Dataset records
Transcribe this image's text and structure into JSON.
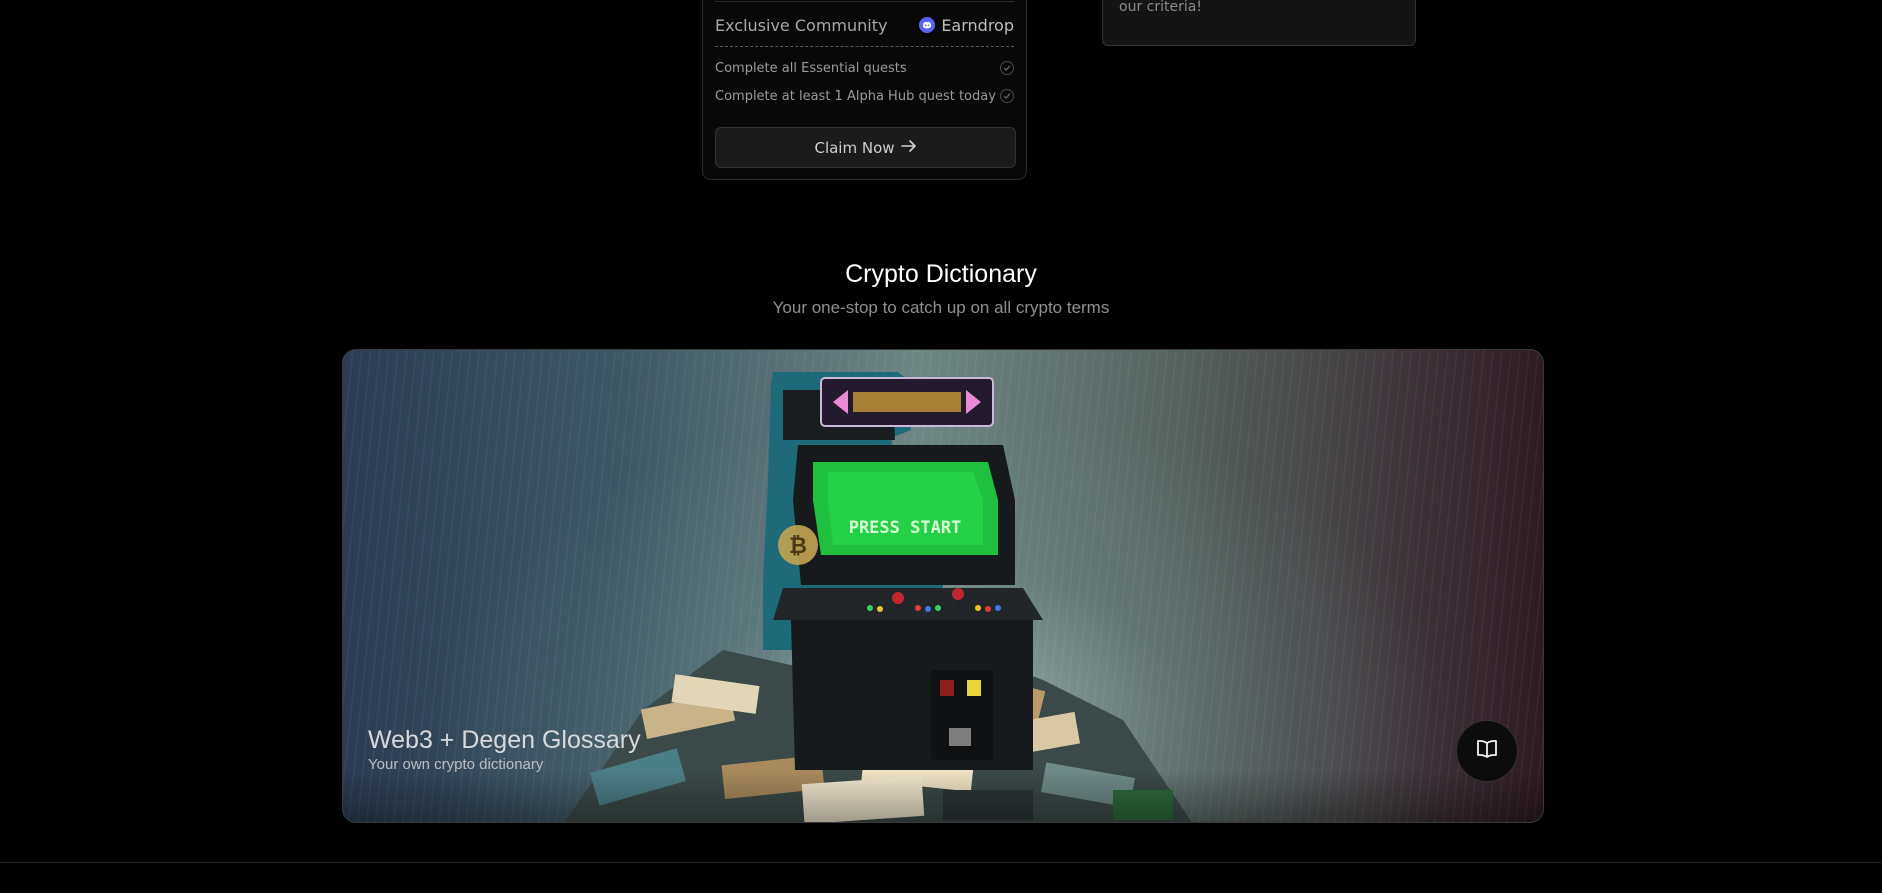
{
  "quest_card": {
    "community_label": "Exclusive Community",
    "badge_label": "Earndrop",
    "badge_icon": "discord-icon",
    "requirements": [
      {
        "label": "Complete all Essential quests",
        "icon": "check-circle-icon"
      },
      {
        "label": "Complete at least 1 Alpha Hub quest today",
        "icon": "check-circle-icon"
      }
    ],
    "claim_label": "Claim Now",
    "claim_icon": "arrow-right-icon"
  },
  "side_card": {
    "text": "our criteria!"
  },
  "dictionary": {
    "title": "Crypto Dictionary",
    "subtitle": "Your one-stop to catch up on all crypto terms",
    "card": {
      "title": "Web3 + Degen Glossary",
      "subtitle": "Your own crypto dictionary",
      "screen_text": "PRESS START",
      "button_icon": "book-icon"
    }
  }
}
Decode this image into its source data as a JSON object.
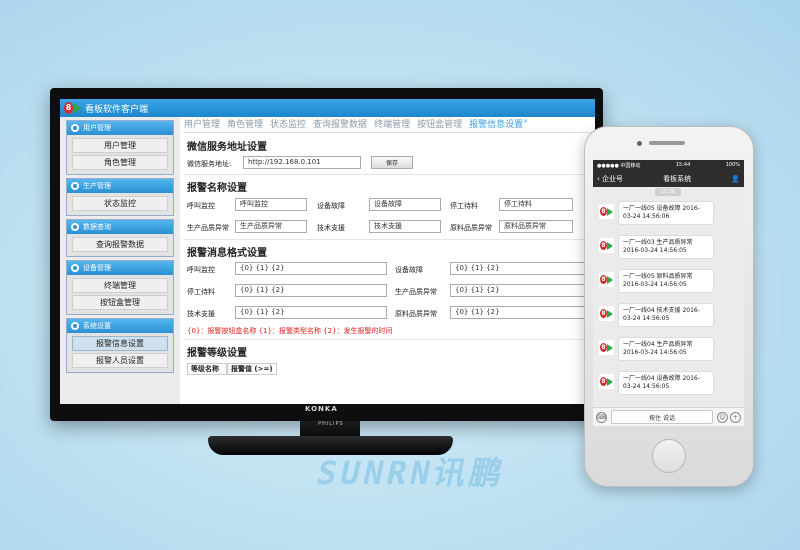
{
  "app": {
    "title": "看板软件客户端"
  },
  "sidebar": {
    "groups": [
      {
        "title": "用户管理",
        "items": [
          "用户管理",
          "角色管理"
        ]
      },
      {
        "title": "生产管理",
        "items": [
          "状态监控"
        ]
      },
      {
        "title": "数据查询",
        "items": [
          "查询报警数据"
        ]
      },
      {
        "title": "设备管理",
        "items": [
          "终端管理",
          "按钮盒管理"
        ]
      },
      {
        "title": "系统设置",
        "items": [
          "报警信息设置",
          "报警人员设置"
        ]
      }
    ]
  },
  "tabs": [
    "用户管理",
    "角色管理",
    "状态监控",
    "查询报警数据",
    "终端管理",
    "按钮盒管理",
    "报警信息设置"
  ],
  "tab_close": "×",
  "wechat": {
    "heading": "微信服务地址设置",
    "label": "微信服务地址:",
    "value": "http://192.168.0.101",
    "save": "保存"
  },
  "alarm_names": {
    "heading": "报警名称设置",
    "rows": [
      [
        {
          "label": "呼叫监控",
          "value": "呼叫监控"
        },
        {
          "label": "设备故障",
          "value": "设备故障"
        },
        {
          "label": "停工待料",
          "value": "停工待料"
        }
      ],
      [
        {
          "label": "生产品质异常",
          "value": "生产品质异常"
        },
        {
          "label": "技术支援",
          "value": "技术支援"
        },
        {
          "label": "原料品质异常",
          "value": "原料品质异常"
        }
      ]
    ]
  },
  "alarm_format": {
    "heading": "报警消息格式设置",
    "rows": [
      [
        {
          "label": "呼叫监控",
          "value": "{0} {1} {2}"
        },
        {
          "label": "设备故障",
          "value": "{0} {1} {2}"
        }
      ],
      [
        {
          "label": "停工待料",
          "value": "{0} {1} {2}"
        },
        {
          "label": "生产品质异常",
          "value": "{0} {1} {2}"
        }
      ],
      [
        {
          "label": "技术支援",
          "value": "{0} {1} {2}"
        },
        {
          "label": "原料品质异常",
          "value": "{0} {1} {2}"
        }
      ]
    ],
    "hint": "{0}：报警按钮盒名称  {1}：报警类型名称  {2}：发生报警的时间"
  },
  "alarm_level": {
    "heading": "报警等级设置",
    "col1": "等级名称",
    "col2": "报警值 (>=)"
  },
  "monitor": {
    "brand": "KONKA",
    "stand_brand": "PHILIPS"
  },
  "watermark": "SUNRN讯鹏",
  "phone": {
    "status_left": "●●●●● 中国移动",
    "status_time": "15:44",
    "status_right": "100%",
    "back": "企业号",
    "title": "看板系统",
    "messages": [
      {
        "time": "15:38",
        "text": "一厂一线05  设备故障  2016-03-24 14:56:06"
      },
      {
        "time": "15:38",
        "text": "一厂一线03  生产品质异常  2016-03-24 14:56:05"
      },
      {
        "time": "15:38",
        "text": "一厂一线05  原料品质异常  2016-03-24 14:56:05"
      },
      {
        "time": "15:38",
        "text": "一厂一线04  技术支援  2016-03-24 14:56:05"
      },
      {
        "time": "15:38",
        "text": "一厂一线04  生产品质异常  2016-03-24 14:56:05"
      },
      {
        "time": "15:38",
        "text": "一厂一线04  设备故障  2016-03-24 14:56:05"
      }
    ],
    "talk": "按住 说话"
  }
}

▶ DESCRIPTION OF THE TASK:
Verbatim reproduction of every record is required; images are left out.

▶ RESPONSE FOR THIS EXERCISE:
Transcribe this image's text and structure into JSON.
{
  "quest_card": {
    "community_label": "Exclusive Community",
    "badge_label": "Earndrop",
    "badge_icon": "discord-icon",
    "requirements": [
      {
        "label": "Complete all Essential quests",
        "icon": "check-circle-icon"
      },
      {
        "label": "Complete at least 1 Alpha Hub quest today",
        "icon": "check-circle-icon"
      }
    ],
    "claim_label": "Claim Now",
    "claim_icon": "arrow-right-icon"
  },
  "side_card": {
    "text": "our criteria!"
  },
  "dictionary": {
    "title": "Crypto Dictionary",
    "subtitle": "Your one-stop to catch up on all crypto terms",
    "card": {
      "title": "Web3 + Degen Glossary",
      "subtitle": "Your own crypto dictionary",
      "screen_text": "PRESS START",
      "button_icon": "book-icon"
    }
  }
}
Decode this image into its source data as a JSON object.
{
  "app": {
    "title": "看板软件客户端"
  },
  "sidebar": {
    "groups": [
      {
        "title": "用户管理",
        "items": [
          "用户管理",
          "角色管理"
        ]
      },
      {
        "title": "生产管理",
        "items": [
          "状态监控"
        ]
      },
      {
        "title": "数据查询",
        "items": [
          "查询报警数据"
        ]
      },
      {
        "title": "设备管理",
        "items": [
          "终端管理",
          "按钮盒管理"
        ]
      },
      {
        "title": "系统设置",
        "items": [
          "报警信息设置",
          "报警人员设置"
        ]
      }
    ]
  },
  "tabs": [
    "用户管理",
    "角色管理",
    "状态监控",
    "查询报警数据",
    "终端管理",
    "按钮盒管理",
    "报警信息设置"
  ],
  "tab_close": "×",
  "wechat": {
    "heading": "微信服务地址设置",
    "label": "微信服务地址:",
    "value": "http://192.168.0.101",
    "save": "保存"
  },
  "alarm_names": {
    "heading": "报警名称设置",
    "rows": [
      [
        {
          "label": "呼叫监控",
          "value": "呼叫监控"
        },
        {
          "label": "设备故障",
          "value": "设备故障"
        },
        {
          "label": "停工待料",
          "value": "停工待料"
        }
      ],
      [
        {
          "label": "生产品质异常",
          "value": "生产品质异常"
        },
        {
          "label": "技术支援",
          "value": "技术支援"
        },
        {
          "label": "原料品质异常",
          "value": "原料品质异常"
        }
      ]
    ]
  },
  "alarm_format": {
    "heading": "报警消息格式设置",
    "rows": [
      [
        {
          "label": "呼叫监控",
          "value": "{0} {1} {2}"
        },
        {
          "label": "设备故障",
          "value": "{0} {1} {2}"
        }
      ],
      [
        {
          "label": "停工待料",
          "value": "{0} {1} {2}"
        },
        {
          "label": "生产品质异常",
          "value": "{0} {1} {2}"
        }
      ],
      [
        {
          "label": "技术支援",
          "value": "{0} {1} {2}"
        },
        {
          "label": "原料品质异常",
          "value": "{0} {1} {2}"
        }
      ]
    ],
    "hint": "{0}：报警按钮盒名称  {1}：报警类型名称  {2}：发生报警的时间"
  },
  "alarm_level": {
    "heading": "报警等级设置",
    "col1": "等级名称",
    "col2": "报警值 (>=)"
  },
  "monitor": {
    "brand": "KONKA",
    "stand_brand": "PHILIPS"
  },
  "watermark": "SUNRN讯鹏",
  "phone": {
    "status_left": "●●●●● 中国移动",
    "status_time": "15:44",
    "status_right": "100%",
    "back": "企业号",
    "title": "看板系统",
    "messages": [
      {
        "time": "15:38",
        "text": "一厂一线05  设备故障  2016-03-24 14:56:06"
      },
      {
        "time": "15:38",
        "text": "一厂一线03  生产品质异常  2016-03-24 14:56:05"
      },
      {
        "time": "15:38",
        "text": "一厂一线05  原料品质异常  2016-03-24 14:56:05"
      },
      {
        "time": "15:38",
        "text": "一厂一线04  技术支援  2016-03-24 14:56:05"
      },
      {
        "time": "15:38",
        "text": "一厂一线04  生产品质异常  2016-03-24 14:56:05"
      },
      {
        "time": "15:38",
        "text": "一厂一线04  设备故障  2016-03-24 14:56:05"
      }
    ],
    "talk": "按住 说话"
  }
}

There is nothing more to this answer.